== Stated exercise ==
Print out each record below, unaltered and complete, without its images.

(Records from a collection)
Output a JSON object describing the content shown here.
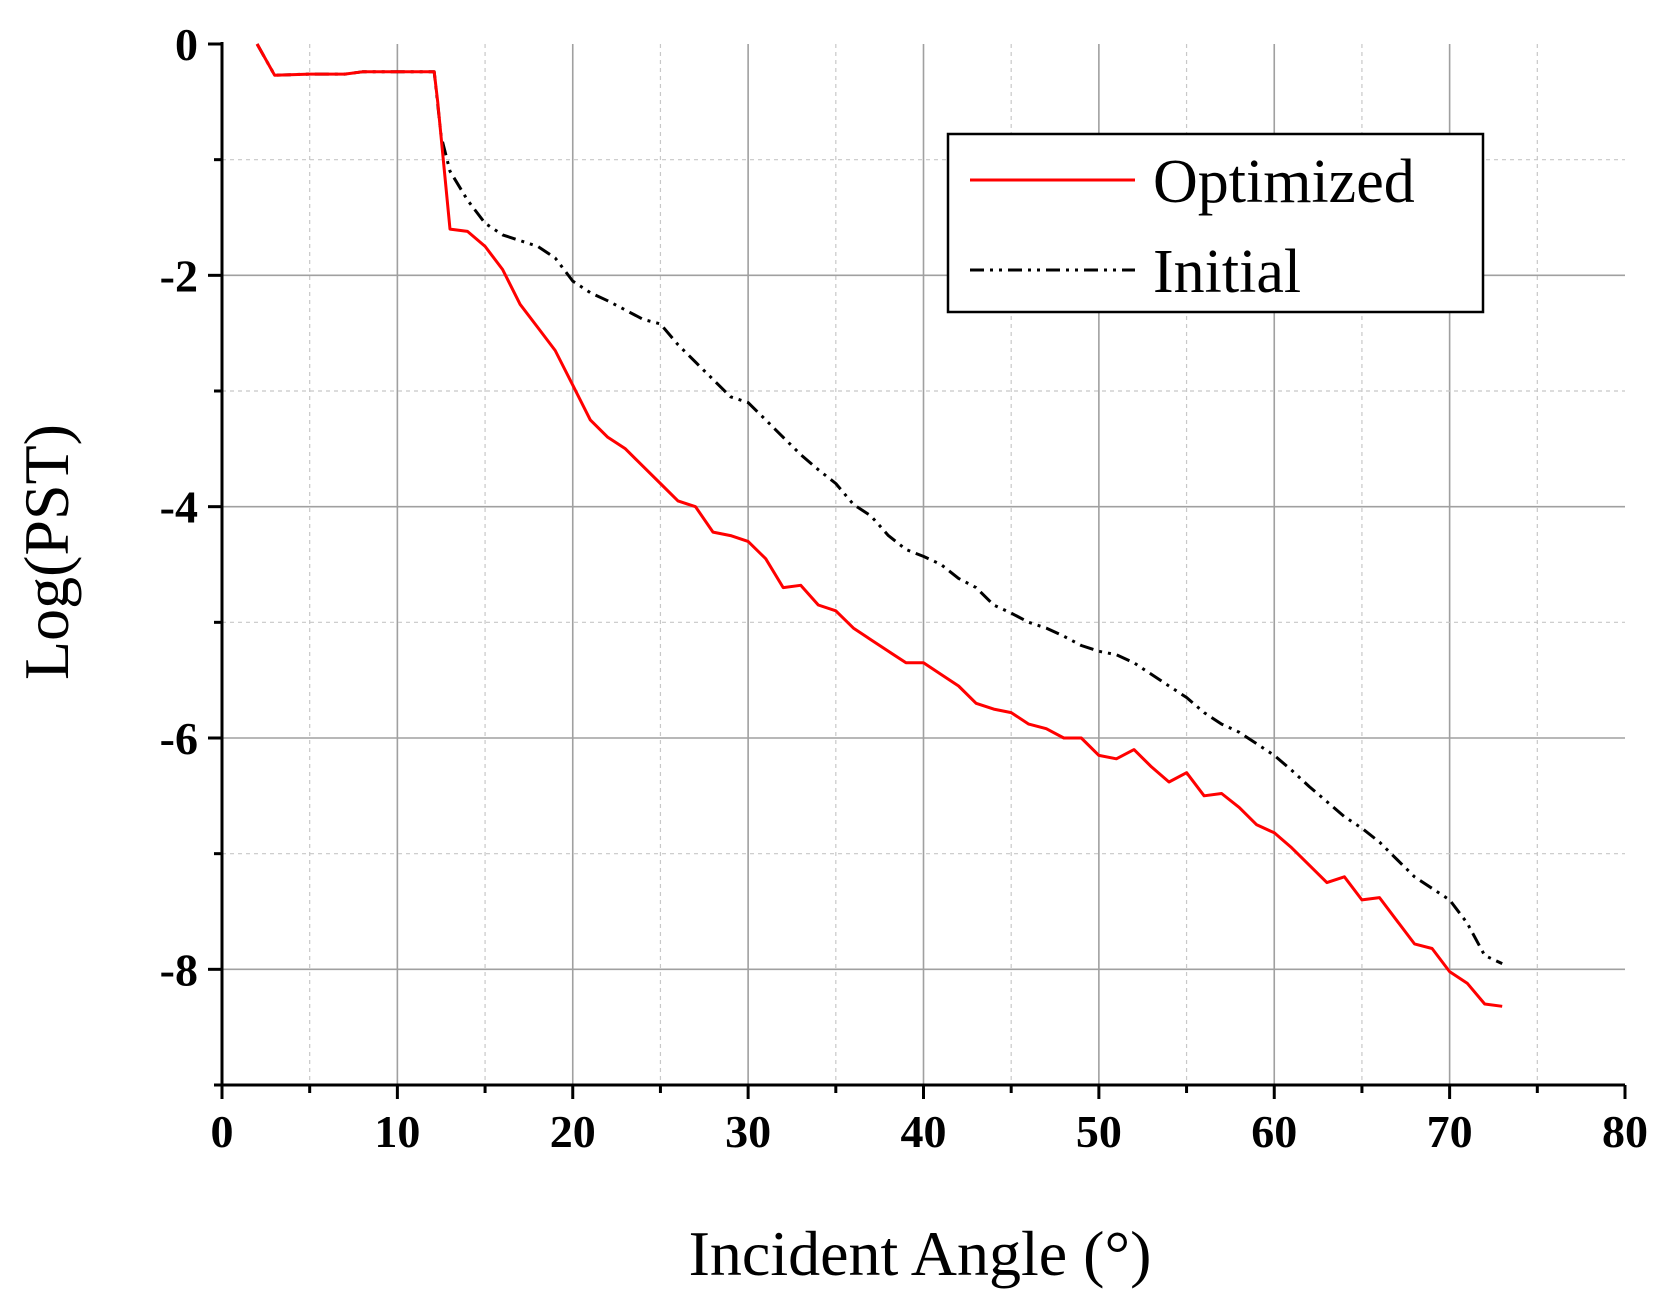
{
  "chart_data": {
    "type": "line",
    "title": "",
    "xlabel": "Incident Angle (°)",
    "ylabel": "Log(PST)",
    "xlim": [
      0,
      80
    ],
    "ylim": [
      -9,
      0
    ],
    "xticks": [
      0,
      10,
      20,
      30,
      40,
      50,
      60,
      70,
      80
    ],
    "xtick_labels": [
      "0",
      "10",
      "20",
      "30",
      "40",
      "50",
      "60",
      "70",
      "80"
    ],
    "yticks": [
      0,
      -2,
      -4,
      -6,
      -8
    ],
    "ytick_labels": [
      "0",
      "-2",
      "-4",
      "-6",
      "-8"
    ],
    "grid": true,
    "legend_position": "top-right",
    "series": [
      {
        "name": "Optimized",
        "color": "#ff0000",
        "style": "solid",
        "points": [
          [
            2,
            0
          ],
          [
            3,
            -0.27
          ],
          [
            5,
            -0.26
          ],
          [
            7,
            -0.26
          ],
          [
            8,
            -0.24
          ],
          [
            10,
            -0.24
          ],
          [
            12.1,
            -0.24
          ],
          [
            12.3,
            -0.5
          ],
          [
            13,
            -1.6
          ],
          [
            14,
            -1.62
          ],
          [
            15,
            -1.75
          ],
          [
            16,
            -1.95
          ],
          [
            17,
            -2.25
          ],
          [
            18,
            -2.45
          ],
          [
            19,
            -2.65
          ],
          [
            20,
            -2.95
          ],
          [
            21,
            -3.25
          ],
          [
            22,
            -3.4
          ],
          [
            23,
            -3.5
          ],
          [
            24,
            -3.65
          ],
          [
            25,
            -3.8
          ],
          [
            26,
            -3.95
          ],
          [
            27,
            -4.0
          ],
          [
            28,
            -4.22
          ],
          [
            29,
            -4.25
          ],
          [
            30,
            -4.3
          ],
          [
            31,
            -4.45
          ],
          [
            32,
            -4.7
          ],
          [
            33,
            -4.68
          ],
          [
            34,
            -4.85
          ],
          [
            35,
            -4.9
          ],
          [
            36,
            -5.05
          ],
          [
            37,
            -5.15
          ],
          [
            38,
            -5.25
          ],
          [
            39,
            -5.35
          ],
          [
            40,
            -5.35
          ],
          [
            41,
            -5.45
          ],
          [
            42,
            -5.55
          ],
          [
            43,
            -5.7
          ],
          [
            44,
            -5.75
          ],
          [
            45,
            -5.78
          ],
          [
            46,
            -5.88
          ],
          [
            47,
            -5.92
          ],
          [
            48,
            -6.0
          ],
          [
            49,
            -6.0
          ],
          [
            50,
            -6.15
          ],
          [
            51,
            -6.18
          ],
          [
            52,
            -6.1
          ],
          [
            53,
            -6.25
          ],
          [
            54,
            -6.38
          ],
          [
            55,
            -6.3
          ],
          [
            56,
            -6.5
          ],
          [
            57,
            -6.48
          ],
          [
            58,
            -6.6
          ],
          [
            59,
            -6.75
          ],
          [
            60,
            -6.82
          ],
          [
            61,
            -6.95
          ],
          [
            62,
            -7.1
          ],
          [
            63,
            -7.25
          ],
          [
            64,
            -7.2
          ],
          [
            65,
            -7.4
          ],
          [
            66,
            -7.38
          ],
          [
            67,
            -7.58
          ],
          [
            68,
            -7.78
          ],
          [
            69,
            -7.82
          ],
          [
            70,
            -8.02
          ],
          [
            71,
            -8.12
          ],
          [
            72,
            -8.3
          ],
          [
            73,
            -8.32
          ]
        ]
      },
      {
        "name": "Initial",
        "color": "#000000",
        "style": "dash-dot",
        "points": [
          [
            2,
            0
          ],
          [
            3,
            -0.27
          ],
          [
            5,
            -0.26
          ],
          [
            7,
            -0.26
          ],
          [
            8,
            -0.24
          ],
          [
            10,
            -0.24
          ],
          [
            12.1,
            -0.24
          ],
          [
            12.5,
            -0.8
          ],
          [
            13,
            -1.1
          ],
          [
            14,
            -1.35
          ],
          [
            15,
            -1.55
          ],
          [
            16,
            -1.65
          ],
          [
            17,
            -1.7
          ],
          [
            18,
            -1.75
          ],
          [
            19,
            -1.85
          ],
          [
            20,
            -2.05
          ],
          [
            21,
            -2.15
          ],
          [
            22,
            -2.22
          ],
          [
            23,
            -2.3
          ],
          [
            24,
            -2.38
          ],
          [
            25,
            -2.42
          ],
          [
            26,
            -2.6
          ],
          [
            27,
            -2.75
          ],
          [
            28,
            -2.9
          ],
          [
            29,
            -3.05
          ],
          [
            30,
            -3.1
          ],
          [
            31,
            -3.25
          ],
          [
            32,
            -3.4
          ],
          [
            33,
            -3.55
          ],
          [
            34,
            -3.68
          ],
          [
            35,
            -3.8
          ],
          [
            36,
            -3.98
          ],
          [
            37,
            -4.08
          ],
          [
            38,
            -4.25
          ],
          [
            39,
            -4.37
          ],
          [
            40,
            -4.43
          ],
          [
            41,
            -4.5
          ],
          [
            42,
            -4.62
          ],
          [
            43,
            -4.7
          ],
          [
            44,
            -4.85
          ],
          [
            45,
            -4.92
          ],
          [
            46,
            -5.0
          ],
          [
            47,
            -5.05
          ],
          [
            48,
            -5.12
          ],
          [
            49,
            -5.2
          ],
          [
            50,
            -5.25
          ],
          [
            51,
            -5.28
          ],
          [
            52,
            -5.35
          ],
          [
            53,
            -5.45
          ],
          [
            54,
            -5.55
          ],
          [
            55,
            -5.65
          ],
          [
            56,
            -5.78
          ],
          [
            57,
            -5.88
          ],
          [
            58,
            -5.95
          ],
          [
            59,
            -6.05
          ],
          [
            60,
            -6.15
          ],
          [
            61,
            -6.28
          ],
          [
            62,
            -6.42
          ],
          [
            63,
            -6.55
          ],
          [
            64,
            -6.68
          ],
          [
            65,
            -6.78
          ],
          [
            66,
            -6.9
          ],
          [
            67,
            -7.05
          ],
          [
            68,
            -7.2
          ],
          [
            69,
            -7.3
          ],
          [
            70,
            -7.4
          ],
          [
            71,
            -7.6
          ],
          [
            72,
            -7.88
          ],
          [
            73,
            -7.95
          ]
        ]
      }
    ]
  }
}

== Answer to the exercise ==
Output a JSON object describing the content shown here.
{
  "chart_data": {
    "type": "line",
    "title": "",
    "xlabel": "Incident Angle (°)",
    "ylabel": "Log(PST)",
    "xlim": [
      0,
      80
    ],
    "ylim": [
      -9,
      0
    ],
    "xticks": [
      0,
      10,
      20,
      30,
      40,
      50,
      60,
      70,
      80
    ],
    "xtick_labels": [
      "0",
      "10",
      "20",
      "30",
      "40",
      "50",
      "60",
      "70",
      "80"
    ],
    "yticks": [
      0,
      -2,
      -4,
      -6,
      -8
    ],
    "ytick_labels": [
      "0",
      "-2",
      "-4",
      "-6",
      "-8"
    ],
    "grid": true,
    "legend_position": "top-right",
    "series": [
      {
        "name": "Optimized",
        "color": "#ff0000",
        "style": "solid",
        "points": [
          [
            2,
            0
          ],
          [
            3,
            -0.27
          ],
          [
            5,
            -0.26
          ],
          [
            7,
            -0.26
          ],
          [
            8,
            -0.24
          ],
          [
            10,
            -0.24
          ],
          [
            12.1,
            -0.24
          ],
          [
            12.3,
            -0.5
          ],
          [
            13,
            -1.6
          ],
          [
            14,
            -1.62
          ],
          [
            15,
            -1.75
          ],
          [
            16,
            -1.95
          ],
          [
            17,
            -2.25
          ],
          [
            18,
            -2.45
          ],
          [
            19,
            -2.65
          ],
          [
            20,
            -2.95
          ],
          [
            21,
            -3.25
          ],
          [
            22,
            -3.4
          ],
          [
            23,
            -3.5
          ],
          [
            24,
            -3.65
          ],
          [
            25,
            -3.8
          ],
          [
            26,
            -3.95
          ],
          [
            27,
            -4.0
          ],
          [
            28,
            -4.22
          ],
          [
            29,
            -4.25
          ],
          [
            30,
            -4.3
          ],
          [
            31,
            -4.45
          ],
          [
            32,
            -4.7
          ],
          [
            33,
            -4.68
          ],
          [
            34,
            -4.85
          ],
          [
            35,
            -4.9
          ],
          [
            36,
            -5.05
          ],
          [
            37,
            -5.15
          ],
          [
            38,
            -5.25
          ],
          [
            39,
            -5.35
          ],
          [
            40,
            -5.35
          ],
          [
            41,
            -5.45
          ],
          [
            42,
            -5.55
          ],
          [
            43,
            -5.7
          ],
          [
            44,
            -5.75
          ],
          [
            45,
            -5.78
          ],
          [
            46,
            -5.88
          ],
          [
            47,
            -5.92
          ],
          [
            48,
            -6.0
          ],
          [
            49,
            -6.0
          ],
          [
            50,
            -6.15
          ],
          [
            51,
            -6.18
          ],
          [
            52,
            -6.1
          ],
          [
            53,
            -6.25
          ],
          [
            54,
            -6.38
          ],
          [
            55,
            -6.3
          ],
          [
            56,
            -6.5
          ],
          [
            57,
            -6.48
          ],
          [
            58,
            -6.6
          ],
          [
            59,
            -6.75
          ],
          [
            60,
            -6.82
          ],
          [
            61,
            -6.95
          ],
          [
            62,
            -7.1
          ],
          [
            63,
            -7.25
          ],
          [
            64,
            -7.2
          ],
          [
            65,
            -7.4
          ],
          [
            66,
            -7.38
          ],
          [
            67,
            -7.58
          ],
          [
            68,
            -7.78
          ],
          [
            69,
            -7.82
          ],
          [
            70,
            -8.02
          ],
          [
            71,
            -8.12
          ],
          [
            72,
            -8.3
          ],
          [
            73,
            -8.32
          ]
        ]
      },
      {
        "name": "Initial",
        "color": "#000000",
        "style": "dash-dot",
        "points": [
          [
            2,
            0
          ],
          [
            3,
            -0.27
          ],
          [
            5,
            -0.26
          ],
          [
            7,
            -0.26
          ],
          [
            8,
            -0.24
          ],
          [
            10,
            -0.24
          ],
          [
            12.1,
            -0.24
          ],
          [
            12.5,
            -0.8
          ],
          [
            13,
            -1.1
          ],
          [
            14,
            -1.35
          ],
          [
            15,
            -1.55
          ],
          [
            16,
            -1.65
          ],
          [
            17,
            -1.7
          ],
          [
            18,
            -1.75
          ],
          [
            19,
            -1.85
          ],
          [
            20,
            -2.05
          ],
          [
            21,
            -2.15
          ],
          [
            22,
            -2.22
          ],
          [
            23,
            -2.3
          ],
          [
            24,
            -2.38
          ],
          [
            25,
            -2.42
          ],
          [
            26,
            -2.6
          ],
          [
            27,
            -2.75
          ],
          [
            28,
            -2.9
          ],
          [
            29,
            -3.05
          ],
          [
            30,
            -3.1
          ],
          [
            31,
            -3.25
          ],
          [
            32,
            -3.4
          ],
          [
            33,
            -3.55
          ],
          [
            34,
            -3.68
          ],
          [
            35,
            -3.8
          ],
          [
            36,
            -3.98
          ],
          [
            37,
            -4.08
          ],
          [
            38,
            -4.25
          ],
          [
            39,
            -4.37
          ],
          [
            40,
            -4.43
          ],
          [
            41,
            -4.5
          ],
          [
            42,
            -4.62
          ],
          [
            43,
            -4.7
          ],
          [
            44,
            -4.85
          ],
          [
            45,
            -4.92
          ],
          [
            46,
            -5.0
          ],
          [
            47,
            -5.05
          ],
          [
            48,
            -5.12
          ],
          [
            49,
            -5.2
          ],
          [
            50,
            -5.25
          ],
          [
            51,
            -5.28
          ],
          [
            52,
            -5.35
          ],
          [
            53,
            -5.45
          ],
          [
            54,
            -5.55
          ],
          [
            55,
            -5.65
          ],
          [
            56,
            -5.78
          ],
          [
            57,
            -5.88
          ],
          [
            58,
            -5.95
          ],
          [
            59,
            -6.05
          ],
          [
            60,
            -6.15
          ],
          [
            61,
            -6.28
          ],
          [
            62,
            -6.42
          ],
          [
            63,
            -6.55
          ],
          [
            64,
            -6.68
          ],
          [
            65,
            -6.78
          ],
          [
            66,
            -6.9
          ],
          [
            67,
            -7.05
          ],
          [
            68,
            -7.2
          ],
          [
            69,
            -7.3
          ],
          [
            70,
            -7.4
          ],
          [
            71,
            -7.6
          ],
          [
            72,
            -7.88
          ],
          [
            73,
            -7.95
          ]
        ]
      }
    ]
  }
}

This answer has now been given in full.